WHAT YOU SHOULD DO
Provide the data again in its entirety, exactly as given.

RECORDS FOR THIS EXERCISE
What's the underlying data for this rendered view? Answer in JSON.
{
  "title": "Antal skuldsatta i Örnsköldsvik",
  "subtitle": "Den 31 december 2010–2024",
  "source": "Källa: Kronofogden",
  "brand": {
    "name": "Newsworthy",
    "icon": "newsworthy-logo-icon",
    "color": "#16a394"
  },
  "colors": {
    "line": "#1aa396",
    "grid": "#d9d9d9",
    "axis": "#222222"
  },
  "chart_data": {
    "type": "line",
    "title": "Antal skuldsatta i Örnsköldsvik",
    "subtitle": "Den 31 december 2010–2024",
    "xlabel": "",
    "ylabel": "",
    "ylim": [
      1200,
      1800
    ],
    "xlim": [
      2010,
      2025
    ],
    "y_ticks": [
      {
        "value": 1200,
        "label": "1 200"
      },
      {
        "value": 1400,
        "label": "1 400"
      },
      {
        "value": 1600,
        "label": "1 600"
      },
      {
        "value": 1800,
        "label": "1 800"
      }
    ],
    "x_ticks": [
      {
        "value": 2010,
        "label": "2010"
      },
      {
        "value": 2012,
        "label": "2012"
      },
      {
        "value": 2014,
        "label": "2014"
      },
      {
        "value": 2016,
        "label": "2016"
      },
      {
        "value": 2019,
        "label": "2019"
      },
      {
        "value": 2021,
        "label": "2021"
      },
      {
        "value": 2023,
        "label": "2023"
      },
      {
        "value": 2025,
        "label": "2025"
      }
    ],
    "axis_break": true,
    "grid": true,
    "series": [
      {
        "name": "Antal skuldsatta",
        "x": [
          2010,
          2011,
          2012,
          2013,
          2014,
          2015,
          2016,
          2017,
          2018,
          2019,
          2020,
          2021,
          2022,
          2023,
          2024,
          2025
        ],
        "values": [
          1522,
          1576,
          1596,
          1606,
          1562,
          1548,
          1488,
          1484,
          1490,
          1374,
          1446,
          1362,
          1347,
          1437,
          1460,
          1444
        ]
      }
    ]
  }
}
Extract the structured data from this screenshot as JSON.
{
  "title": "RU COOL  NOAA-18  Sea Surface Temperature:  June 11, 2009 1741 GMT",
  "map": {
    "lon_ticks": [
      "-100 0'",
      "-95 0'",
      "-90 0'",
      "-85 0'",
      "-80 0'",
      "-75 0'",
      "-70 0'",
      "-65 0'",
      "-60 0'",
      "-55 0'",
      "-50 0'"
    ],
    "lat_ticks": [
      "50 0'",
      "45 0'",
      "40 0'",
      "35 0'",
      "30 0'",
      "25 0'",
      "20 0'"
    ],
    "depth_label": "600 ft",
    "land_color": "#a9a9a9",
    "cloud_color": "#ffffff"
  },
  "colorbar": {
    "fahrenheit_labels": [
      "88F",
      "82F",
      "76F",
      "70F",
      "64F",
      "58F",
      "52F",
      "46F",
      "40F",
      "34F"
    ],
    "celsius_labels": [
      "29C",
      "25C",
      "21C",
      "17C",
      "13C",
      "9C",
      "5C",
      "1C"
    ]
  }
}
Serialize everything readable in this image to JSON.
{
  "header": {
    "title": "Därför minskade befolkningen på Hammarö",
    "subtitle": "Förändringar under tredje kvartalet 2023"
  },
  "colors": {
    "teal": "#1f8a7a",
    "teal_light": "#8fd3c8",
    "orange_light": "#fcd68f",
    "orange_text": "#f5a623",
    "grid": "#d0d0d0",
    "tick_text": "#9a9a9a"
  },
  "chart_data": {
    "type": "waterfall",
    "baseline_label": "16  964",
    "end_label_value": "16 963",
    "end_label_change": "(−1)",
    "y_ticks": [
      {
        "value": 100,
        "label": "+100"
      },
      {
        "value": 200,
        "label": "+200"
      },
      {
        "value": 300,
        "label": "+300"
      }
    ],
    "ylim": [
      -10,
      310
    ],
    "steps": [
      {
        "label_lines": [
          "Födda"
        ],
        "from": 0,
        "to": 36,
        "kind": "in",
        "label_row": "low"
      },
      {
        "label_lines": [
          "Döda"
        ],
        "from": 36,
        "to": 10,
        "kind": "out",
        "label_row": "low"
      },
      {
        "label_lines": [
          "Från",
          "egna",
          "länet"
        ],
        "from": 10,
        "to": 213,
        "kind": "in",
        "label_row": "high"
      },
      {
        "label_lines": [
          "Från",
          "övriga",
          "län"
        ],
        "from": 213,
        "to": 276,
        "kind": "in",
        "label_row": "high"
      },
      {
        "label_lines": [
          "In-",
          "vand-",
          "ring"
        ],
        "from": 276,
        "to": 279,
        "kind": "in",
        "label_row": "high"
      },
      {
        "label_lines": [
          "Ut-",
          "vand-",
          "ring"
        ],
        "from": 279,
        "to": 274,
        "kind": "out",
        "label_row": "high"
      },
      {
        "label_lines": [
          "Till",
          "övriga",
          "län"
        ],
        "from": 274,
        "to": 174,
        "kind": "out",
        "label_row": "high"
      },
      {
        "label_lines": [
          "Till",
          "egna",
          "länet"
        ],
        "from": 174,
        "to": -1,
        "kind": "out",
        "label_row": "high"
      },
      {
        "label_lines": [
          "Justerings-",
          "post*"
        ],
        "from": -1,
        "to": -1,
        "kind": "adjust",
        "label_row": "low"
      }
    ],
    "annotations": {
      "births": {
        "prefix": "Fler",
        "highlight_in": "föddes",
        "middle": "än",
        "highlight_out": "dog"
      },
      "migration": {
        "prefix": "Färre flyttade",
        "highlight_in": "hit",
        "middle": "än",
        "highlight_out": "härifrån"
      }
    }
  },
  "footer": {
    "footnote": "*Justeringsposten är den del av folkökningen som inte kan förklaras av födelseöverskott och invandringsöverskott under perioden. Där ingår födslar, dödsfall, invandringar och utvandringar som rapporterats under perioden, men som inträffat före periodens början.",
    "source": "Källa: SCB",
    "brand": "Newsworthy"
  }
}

TASK SOLUTION
What's the underlying data for this rendered view? Answer in JSON.
{
  "title": "Antal skuldsatta i Örnsköldsvik",
  "subtitle": "Den 31 december 2010–2024",
  "source": "Källa: Kronofogden",
  "brand": {
    "name": "Newsworthy",
    "icon": "newsworthy-logo-icon",
    "color": "#16a394"
  },
  "colors": {
    "line": "#1aa396",
    "grid": "#d9d9d9",
    "axis": "#222222"
  },
  "chart_data": {
    "type": "line",
    "title": "Antal skuldsatta i Örnsköldsvik",
    "subtitle": "Den 31 december 2010–2024",
    "xlabel": "",
    "ylabel": "",
    "ylim": [
      1200,
      1800
    ],
    "xlim": [
      2010,
      2025
    ],
    "y_ticks": [
      {
        "value": 1200,
        "label": "1 200"
      },
      {
        "value": 1400,
        "label": "1 400"
      },
      {
        "value": 1600,
        "label": "1 600"
      },
      {
        "value": 1800,
        "label": "1 800"
      }
    ],
    "x_ticks": [
      {
        "value": 2010,
        "label": "2010"
      },
      {
        "value": 2012,
        "label": "2012"
      },
      {
        "value": 2014,
        "label": "2014"
      },
      {
        "value": 2016,
        "label": "2016"
      },
      {
        "value": 2019,
        "label": "2019"
      },
      {
        "value": 2021,
        "label": "2021"
      },
      {
        "value": 2023,
        "label": "2023"
      },
      {
        "value": 2025,
        "label": "2025"
      }
    ],
    "axis_break": true,
    "grid": true,
    "series": [
      {
        "name": "Antal skuldsatta",
        "x": [
          2010,
          2011,
          2012,
          2013,
          2014,
          2015,
          2016,
          2017,
          2018,
          2019,
          2020,
          2021,
          2022,
          2023,
          2024,
          2025
        ],
        "values": [
          1522,
          1576,
          1596,
          1606,
          1562,
          1548,
          1488,
          1484,
          1490,
          1374,
          1446,
          1362,
          1347,
          1437,
          1460,
          1444
        ]
      }
    ]
  }
}
Extract the structured data from this screenshot as JSON.
{
  "title": "RU COOL  NOAA-18  Sea Surface Temperature:  June 11, 2009 1741 GMT",
  "map": {
    "lon_ticks": [
      "-100 0'",
      "-95 0'",
      "-90 0'",
      "-85 0'",
      "-80 0'",
      "-75 0'",
      "-70 0'",
      "-65 0'",
      "-60 0'",
      "-55 0'",
      "-50 0'"
    ],
    "lat_ticks": [
      "50 0'",
      "45 0'",
      "40 0'",
      "35 0'",
      "30 0'",
      "25 0'",
      "20 0'"
    ],
    "depth_label": "600 ft",
    "land_color": "#a9a9a9",
    "cloud_color": "#ffffff"
  },
  "colorbar": {
    "fahrenheit_labels": [
      "88F",
      "82F",
      "76F",
      "70F",
      "64F",
      "58F",
      "52F",
      "46F",
      "40F",
      "34F"
    ],
    "celsius_labels": [
      "29C",
      "25C",
      "21C",
      "17C",
      "13C",
      "9C",
      "5C",
      "1C"
    ]
  }
}
Serialize everything readable in this image to JSON.
{
  "header": {
    "title": "Därför minskade befolkningen på Hammarö",
    "subtitle": "Förändringar under tredje kvartalet 2023"
  },
  "colors": {
    "teal": "#1f8a7a",
    "teal_light": "#8fd3c8",
    "orange_light": "#fcd68f",
    "orange_text": "#f5a623",
    "grid": "#d0d0d0",
    "tick_text": "#9a9a9a"
  },
  "chart_data": {
    "type": "waterfall",
    "baseline_label": "16  964",
    "end_label_value": "16 963",
    "end_label_change": "(−1)",
    "y_ticks": [
      {
        "value": 100,
        "label": "+100"
      },
      {
        "value": 200,
        "label": "+200"
      },
      {
        "value": 300,
        "label": "+300"
      }
    ],
    "ylim": [
      -10,
      310
    ],
    "steps": [
      {
        "label_lines": [
          "Födda"
        ],
        "from": 0,
        "to": 36,
        "kind": "in",
        "label_row": "low"
      },
      {
        "label_lines": [
          "Döda"
        ],
        "from": 36,
        "to": 10,
        "kind": "out",
        "label_row": "low"
      },
      {
        "label_lines": [
          "Från",
          "egna",
          "länet"
        ],
        "from": 10,
        "to": 213,
        "kind": "in",
        "label_row": "high"
      },
      {
        "label_lines": [
          "Från",
          "övriga",
          "län"
        ],
        "from": 213,
        "to": 276,
        "kind": "in",
        "label_row": "high"
      },
      {
        "label_lines": [
          "In-",
          "vand-",
          "ring"
        ],
        "from": 276,
        "to": 279,
        "kind": "in",
        "label_row": "high"
      },
      {
        "label_lines": [
          "Ut-",
          "vand-",
          "ring"
        ],
        "from": 279,
        "to": 274,
        "kind": "out",
        "label_row": "high"
      },
      {
        "label_lines": [
          "Till",
          "övriga",
          "län"
        ],
        "from": 274,
        "to": 174,
        "kind": "out",
        "label_row": "high"
      },
      {
        "label_lines": [
          "Till",
          "egna",
          "länet"
        ],
        "from": 174,
        "to": -1,
        "kind": "out",
        "label_row": "high"
      },
      {
        "label_lines": [
          "Justerings-",
          "post*"
        ],
        "from": -1,
        "to": -1,
        "kind": "adjust",
        "label_row": "low"
      }
    ],
    "annotations": {
      "births": {
        "prefix": "Fler",
        "highlight_in": "föddes",
        "middle": "än",
        "highlight_out": "dog"
      },
      "migration": {
        "prefix": "Färre flyttade",
        "highlight_in": "hit",
        "middle": "än",
        "highlight_out": "härifrån"
      }
    }
  },
  "footer": {
    "footnote": "*Justeringsposten är den del av folkökningen som inte kan förklaras av födelseöverskott och invandringsöverskott under perioden. Där ingår födslar, dödsfall, invandringar och utvandringar som rapporterats under perioden, men som inträffat före periodens början.",
    "source": "Källa: SCB",
    "brand": "Newsworthy"
  }
}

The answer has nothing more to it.